- _Given information_:
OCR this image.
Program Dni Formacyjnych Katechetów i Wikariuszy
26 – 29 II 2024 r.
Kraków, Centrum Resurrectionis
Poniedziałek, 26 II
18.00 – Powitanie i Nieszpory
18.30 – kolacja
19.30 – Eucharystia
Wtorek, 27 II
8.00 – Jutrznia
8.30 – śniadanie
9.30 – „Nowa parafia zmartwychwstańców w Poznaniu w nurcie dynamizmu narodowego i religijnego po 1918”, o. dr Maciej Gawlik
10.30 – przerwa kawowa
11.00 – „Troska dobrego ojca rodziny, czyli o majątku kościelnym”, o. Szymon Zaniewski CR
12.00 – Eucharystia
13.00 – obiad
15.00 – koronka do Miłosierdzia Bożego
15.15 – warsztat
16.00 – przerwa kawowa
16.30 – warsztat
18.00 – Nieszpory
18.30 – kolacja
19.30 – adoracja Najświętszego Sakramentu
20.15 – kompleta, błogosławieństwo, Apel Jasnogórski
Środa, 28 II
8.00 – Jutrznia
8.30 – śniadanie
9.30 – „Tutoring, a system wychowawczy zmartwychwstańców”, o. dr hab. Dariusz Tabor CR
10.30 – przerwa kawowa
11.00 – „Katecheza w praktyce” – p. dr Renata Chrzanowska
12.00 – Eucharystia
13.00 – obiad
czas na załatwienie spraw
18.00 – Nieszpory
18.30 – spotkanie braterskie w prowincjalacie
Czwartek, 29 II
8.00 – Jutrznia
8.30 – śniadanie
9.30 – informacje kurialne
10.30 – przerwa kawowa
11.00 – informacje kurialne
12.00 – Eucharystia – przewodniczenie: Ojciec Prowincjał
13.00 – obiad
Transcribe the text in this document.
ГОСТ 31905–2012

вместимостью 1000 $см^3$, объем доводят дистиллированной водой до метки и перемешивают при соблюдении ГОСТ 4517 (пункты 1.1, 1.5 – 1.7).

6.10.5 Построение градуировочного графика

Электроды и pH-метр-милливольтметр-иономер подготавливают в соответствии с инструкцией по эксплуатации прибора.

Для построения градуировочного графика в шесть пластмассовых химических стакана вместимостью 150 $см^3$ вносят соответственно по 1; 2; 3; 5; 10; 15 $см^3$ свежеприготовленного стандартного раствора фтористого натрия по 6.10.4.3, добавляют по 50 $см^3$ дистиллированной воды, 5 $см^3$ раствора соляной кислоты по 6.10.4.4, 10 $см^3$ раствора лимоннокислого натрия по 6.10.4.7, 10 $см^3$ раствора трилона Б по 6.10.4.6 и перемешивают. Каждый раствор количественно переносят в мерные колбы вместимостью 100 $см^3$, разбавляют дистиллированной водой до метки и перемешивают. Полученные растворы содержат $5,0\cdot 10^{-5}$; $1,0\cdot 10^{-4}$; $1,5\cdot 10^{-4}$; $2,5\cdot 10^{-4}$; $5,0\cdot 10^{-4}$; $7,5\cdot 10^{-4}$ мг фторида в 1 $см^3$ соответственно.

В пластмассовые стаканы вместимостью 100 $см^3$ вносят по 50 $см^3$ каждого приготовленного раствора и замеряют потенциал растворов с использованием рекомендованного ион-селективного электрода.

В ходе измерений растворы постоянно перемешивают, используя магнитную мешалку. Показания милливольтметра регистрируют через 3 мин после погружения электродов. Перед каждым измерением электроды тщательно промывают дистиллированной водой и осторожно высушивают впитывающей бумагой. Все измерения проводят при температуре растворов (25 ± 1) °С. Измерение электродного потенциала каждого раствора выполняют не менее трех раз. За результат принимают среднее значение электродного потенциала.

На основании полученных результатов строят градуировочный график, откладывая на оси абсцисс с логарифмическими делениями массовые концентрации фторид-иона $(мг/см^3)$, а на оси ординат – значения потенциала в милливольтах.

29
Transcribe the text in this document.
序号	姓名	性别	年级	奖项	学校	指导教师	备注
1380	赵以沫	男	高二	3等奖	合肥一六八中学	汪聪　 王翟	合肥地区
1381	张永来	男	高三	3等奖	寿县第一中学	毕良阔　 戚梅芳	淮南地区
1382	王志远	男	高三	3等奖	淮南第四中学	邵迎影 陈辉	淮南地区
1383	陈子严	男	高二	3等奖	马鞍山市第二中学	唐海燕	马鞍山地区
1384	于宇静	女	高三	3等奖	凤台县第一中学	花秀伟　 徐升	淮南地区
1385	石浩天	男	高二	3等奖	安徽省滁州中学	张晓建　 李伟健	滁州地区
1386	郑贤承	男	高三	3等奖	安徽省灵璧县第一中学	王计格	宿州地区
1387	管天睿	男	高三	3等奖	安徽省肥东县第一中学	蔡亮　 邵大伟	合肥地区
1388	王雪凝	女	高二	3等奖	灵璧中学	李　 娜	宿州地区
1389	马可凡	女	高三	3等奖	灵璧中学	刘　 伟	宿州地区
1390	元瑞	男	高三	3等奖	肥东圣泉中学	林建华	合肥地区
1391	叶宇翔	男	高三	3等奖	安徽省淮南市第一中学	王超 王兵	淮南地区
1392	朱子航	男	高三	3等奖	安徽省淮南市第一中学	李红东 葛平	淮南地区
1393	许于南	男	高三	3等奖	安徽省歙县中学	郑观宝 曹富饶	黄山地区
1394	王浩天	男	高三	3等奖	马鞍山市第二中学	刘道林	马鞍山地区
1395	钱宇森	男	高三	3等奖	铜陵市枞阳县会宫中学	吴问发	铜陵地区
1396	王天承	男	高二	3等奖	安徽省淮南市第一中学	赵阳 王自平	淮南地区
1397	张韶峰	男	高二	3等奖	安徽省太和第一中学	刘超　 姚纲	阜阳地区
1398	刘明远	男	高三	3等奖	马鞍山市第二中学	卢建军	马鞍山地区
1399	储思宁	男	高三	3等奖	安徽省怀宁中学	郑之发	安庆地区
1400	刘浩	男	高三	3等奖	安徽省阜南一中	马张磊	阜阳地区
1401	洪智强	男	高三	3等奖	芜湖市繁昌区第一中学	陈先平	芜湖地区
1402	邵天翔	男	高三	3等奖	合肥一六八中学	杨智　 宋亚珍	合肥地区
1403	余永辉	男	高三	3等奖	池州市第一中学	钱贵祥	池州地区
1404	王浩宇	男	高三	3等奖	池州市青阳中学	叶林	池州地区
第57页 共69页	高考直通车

- _Do this_: Show every line from the listing above in which the string "宿州地区" appears.

- _Task result_:
1386	郑贤承	男	高三	3等奖	安徽省灵璧县第一中学	王计格	宿州地区
1388	王雪凝	女	高二	3等奖	灵璧中学	李　 娜	宿州地区
1389	马可凡	女	高三	3等奖	灵璧中学	刘　 伟	宿州地区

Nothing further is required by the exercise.